◆ SOURCE EXCERPT:
┌──

LOMÉ
Togo's Constitutional Court on Tuesday rejected an appeal filed by opposition leader, Gilchrist Olympio, seeking to validate his candidature for the 1 June presidential elections, crushing all hopes for Olympio to run against his long-time opponent and incumbent President Gnassingbe Eyadema.
The Court upheld an earlier decision by Togo's electoral commission that Olympio was ineligible to contest the elections because he lacked a certificate of residency and an up-to-date tax payments receipt. The constitution requires, among other things, a presidential candidate to live in Togo for at least 12 months prior to election date and to have taxable income in the country.
Since falling out with Eyadema in the early 1990s, Olympio has lived in exile in London, Paris or Accra. He returned to Togo on 26 April and declared that he had no taxable revenue in the small West African nation.
Head of the Union of Forces for Change (UFC) party, Olympio is the son of Togo's first president who was killed in a coup d'etat in 1963. He himself has escaped an assassination attempt. In 1998, the only time Olympio participated in presidential elections, he came second to Eyadema winning over 34 percent of the vote.

└──

◆ Recorded data:

┌──

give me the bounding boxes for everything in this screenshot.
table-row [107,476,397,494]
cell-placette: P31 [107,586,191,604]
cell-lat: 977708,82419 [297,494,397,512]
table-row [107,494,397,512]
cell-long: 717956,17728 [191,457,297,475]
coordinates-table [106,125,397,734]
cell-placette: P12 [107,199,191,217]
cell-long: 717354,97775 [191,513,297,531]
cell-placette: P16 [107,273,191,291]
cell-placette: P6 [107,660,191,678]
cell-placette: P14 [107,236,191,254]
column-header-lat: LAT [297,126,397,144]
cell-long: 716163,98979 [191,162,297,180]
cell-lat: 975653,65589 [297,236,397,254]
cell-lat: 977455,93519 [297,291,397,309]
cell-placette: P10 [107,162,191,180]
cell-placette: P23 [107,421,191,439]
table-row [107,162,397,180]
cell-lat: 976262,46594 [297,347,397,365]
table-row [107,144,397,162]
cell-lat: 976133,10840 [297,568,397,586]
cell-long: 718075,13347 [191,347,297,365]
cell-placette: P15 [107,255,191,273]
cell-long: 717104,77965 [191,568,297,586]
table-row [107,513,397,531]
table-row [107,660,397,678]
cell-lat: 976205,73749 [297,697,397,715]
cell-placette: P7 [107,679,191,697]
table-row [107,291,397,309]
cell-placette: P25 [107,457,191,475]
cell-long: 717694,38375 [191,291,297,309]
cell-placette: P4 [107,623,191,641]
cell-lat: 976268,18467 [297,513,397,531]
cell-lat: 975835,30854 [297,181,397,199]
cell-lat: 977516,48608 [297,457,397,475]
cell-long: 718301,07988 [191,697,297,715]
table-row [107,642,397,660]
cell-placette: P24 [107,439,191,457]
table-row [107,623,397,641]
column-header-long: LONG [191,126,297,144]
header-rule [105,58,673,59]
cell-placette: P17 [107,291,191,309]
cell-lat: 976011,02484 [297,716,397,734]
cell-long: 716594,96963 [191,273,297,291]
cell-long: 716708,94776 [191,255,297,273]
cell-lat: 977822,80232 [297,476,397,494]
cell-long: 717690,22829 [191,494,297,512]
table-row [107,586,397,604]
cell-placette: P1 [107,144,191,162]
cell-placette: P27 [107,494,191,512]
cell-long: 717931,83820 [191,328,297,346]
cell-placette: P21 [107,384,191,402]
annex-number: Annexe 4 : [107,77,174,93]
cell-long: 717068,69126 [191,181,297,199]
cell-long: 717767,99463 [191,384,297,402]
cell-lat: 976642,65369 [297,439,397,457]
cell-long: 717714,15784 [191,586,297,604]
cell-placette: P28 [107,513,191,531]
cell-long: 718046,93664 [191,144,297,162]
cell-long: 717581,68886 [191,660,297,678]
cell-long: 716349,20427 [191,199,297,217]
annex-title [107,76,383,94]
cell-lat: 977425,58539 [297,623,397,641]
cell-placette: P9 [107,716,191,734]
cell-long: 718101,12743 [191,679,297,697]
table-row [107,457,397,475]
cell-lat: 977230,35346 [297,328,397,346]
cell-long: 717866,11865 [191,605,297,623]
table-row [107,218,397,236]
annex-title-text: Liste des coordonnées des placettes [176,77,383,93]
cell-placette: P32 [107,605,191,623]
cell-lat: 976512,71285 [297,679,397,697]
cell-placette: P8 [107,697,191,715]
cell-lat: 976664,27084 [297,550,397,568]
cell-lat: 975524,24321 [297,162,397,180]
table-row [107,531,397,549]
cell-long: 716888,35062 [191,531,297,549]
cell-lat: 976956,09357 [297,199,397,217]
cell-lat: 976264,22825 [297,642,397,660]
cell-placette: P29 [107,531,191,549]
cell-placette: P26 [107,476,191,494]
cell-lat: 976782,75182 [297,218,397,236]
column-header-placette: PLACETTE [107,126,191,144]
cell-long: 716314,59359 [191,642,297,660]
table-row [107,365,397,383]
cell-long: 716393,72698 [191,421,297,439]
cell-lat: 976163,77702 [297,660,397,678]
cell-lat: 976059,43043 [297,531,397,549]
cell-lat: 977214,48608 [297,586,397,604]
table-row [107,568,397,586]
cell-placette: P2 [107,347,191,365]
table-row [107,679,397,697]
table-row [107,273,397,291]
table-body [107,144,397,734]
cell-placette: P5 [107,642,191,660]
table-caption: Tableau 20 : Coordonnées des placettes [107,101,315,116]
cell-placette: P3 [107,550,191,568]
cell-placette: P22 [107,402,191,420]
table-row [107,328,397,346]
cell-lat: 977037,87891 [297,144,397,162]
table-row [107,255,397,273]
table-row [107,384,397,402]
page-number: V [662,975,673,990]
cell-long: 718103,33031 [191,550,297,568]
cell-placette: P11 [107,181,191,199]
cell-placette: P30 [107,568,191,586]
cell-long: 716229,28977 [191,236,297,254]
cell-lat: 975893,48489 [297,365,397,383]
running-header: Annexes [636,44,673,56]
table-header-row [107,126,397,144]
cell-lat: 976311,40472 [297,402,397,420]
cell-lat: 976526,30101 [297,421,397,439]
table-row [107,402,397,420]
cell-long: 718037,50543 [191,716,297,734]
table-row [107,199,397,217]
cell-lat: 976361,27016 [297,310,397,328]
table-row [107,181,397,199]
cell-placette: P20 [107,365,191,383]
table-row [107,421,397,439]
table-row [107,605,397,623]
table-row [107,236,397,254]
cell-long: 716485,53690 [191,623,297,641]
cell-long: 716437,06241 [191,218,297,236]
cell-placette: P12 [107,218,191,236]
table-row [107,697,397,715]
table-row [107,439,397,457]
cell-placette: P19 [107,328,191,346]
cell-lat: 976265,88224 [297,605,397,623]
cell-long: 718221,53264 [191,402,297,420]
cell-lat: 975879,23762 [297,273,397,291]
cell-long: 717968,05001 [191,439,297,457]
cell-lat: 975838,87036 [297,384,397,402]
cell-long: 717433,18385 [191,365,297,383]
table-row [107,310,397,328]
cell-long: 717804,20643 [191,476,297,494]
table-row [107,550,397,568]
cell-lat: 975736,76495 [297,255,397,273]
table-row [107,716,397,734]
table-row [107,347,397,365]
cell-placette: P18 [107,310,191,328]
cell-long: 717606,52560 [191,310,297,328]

└──

◆ REQUESTS:
A: According to the news report on Togo's election, what two documents did Olympio lack that made him ineligible?
B: Summarize the news report on Togo's election in two sentences.

◆ PER-TASK OUTPUTS:
A: A certificate of residency and an up-to-date tax payments receipt.

B: Togo's Constitutional Court rejected opposition leader Gilchrist Olympio's appeal to validate his candidacy for the 1 June presidential elections, upholding the electoral commission's ruling that he lacked a certificate of residency and an up-to-date tax payments receipt. Olympio, head of the UFC party and son of Togo's first president, had lived in exile since falling out with incumbent President Gnassingbe Eyadema in the early 1990s and came second to him in the 1998 elections.